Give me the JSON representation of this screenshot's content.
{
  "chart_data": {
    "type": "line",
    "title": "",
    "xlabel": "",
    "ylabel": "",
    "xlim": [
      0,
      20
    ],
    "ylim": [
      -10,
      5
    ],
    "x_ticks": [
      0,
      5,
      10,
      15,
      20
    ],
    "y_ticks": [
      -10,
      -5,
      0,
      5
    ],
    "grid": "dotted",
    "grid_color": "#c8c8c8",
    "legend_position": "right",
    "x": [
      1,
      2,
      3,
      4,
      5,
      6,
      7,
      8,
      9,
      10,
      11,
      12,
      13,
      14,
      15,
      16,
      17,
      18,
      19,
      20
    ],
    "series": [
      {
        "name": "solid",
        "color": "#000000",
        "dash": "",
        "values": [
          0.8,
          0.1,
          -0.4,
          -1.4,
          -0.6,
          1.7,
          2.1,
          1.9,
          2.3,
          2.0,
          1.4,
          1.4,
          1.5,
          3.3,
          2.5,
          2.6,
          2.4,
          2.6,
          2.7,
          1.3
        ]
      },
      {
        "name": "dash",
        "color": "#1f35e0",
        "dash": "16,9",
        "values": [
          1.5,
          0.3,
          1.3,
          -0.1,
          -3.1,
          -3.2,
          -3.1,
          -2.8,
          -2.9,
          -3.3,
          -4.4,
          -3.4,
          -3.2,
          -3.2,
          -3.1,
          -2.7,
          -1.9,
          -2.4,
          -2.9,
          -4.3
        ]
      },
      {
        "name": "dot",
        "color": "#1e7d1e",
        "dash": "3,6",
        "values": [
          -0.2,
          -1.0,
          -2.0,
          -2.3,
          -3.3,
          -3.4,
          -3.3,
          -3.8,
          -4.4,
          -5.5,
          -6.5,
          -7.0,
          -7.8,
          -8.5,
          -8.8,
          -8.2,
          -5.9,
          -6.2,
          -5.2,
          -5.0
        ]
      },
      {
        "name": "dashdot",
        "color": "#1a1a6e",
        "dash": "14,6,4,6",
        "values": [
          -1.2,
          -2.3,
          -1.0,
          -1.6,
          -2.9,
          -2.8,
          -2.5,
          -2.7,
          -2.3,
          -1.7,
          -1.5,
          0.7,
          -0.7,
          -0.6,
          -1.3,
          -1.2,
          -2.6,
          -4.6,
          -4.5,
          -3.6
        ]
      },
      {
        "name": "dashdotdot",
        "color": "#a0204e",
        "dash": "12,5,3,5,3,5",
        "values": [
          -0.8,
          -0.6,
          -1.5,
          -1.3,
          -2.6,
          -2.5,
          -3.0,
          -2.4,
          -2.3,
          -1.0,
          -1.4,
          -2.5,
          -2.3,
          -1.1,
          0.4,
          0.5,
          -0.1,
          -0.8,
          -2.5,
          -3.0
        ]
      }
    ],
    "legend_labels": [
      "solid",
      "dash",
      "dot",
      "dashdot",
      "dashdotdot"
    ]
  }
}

▶ **Job**:
Transcribe the data above in full, exactly.

▶ **Response to this task**:
Give me the JSON representation of this screenshot's content.
{
  "chart_data": {
    "type": "line",
    "title": "",
    "xlabel": "",
    "ylabel": "",
    "xlim": [
      0,
      20
    ],
    "ylim": [
      -10,
      5
    ],
    "x_ticks": [
      0,
      5,
      10,
      15,
      20
    ],
    "y_ticks": [
      -10,
      -5,
      0,
      5
    ],
    "grid": "dotted",
    "grid_color": "#c8c8c8",
    "legend_position": "right",
    "x": [
      1,
      2,
      3,
      4,
      5,
      6,
      7,
      8,
      9,
      10,
      11,
      12,
      13,
      14,
      15,
      16,
      17,
      18,
      19,
      20
    ],
    "series": [
      {
        "name": "solid",
        "color": "#000000",
        "dash": "",
        "values": [
          0.8,
          0.1,
          -0.4,
          -1.4,
          -0.6,
          1.7,
          2.1,
          1.9,
          2.3,
          2.0,
          1.4,
          1.4,
          1.5,
          3.3,
          2.5,
          2.6,
          2.4,
          2.6,
          2.7,
          1.3
        ]
      },
      {
        "name": "dash",
        "color": "#1f35e0",
        "dash": "16,9",
        "values": [
          1.5,
          0.3,
          1.3,
          -0.1,
          -3.1,
          -3.2,
          -3.1,
          -2.8,
          -2.9,
          -3.3,
          -4.4,
          -3.4,
          -3.2,
          -3.2,
          -3.1,
          -2.7,
          -1.9,
          -2.4,
          -2.9,
          -4.3
        ]
      },
      {
        "name": "dot",
        "color": "#1e7d1e",
        "dash": "3,6",
        "values": [
          -0.2,
          -1.0,
          -2.0,
          -2.3,
          -3.3,
          -3.4,
          -3.3,
          -3.8,
          -4.4,
          -5.5,
          -6.5,
          -7.0,
          -7.8,
          -8.5,
          -8.8,
          -8.2,
          -5.9,
          -6.2,
          -5.2,
          -5.0
        ]
      },
      {
        "name": "dashdot",
        "color": "#1a1a6e",
        "dash": "14,6,4,6",
        "values": [
          -1.2,
          -2.3,
          -1.0,
          -1.6,
          -2.9,
          -2.8,
          -2.5,
          -2.7,
          -2.3,
          -1.7,
          -1.5,
          0.7,
          -0.7,
          -0.6,
          -1.3,
          -1.2,
          -2.6,
          -4.6,
          -4.5,
          -3.6
        ]
      },
      {
        "name": "dashdotdot",
        "color": "#a0204e",
        "dash": "12,5,3,5,3,5",
        "values": [
          -0.8,
          -0.6,
          -1.5,
          -1.3,
          -2.6,
          -2.5,
          -3.0,
          -2.4,
          -2.3,
          -1.0,
          -1.4,
          -2.5,
          -2.3,
          -1.1,
          0.4,
          0.5,
          -0.1,
          -0.8,
          -2.5,
          -3.0
        ]
      }
    ],
    "legend_labels": [
      "solid",
      "dash",
      "dot",
      "dashdot",
      "dashdotdot"
    ]
  }
}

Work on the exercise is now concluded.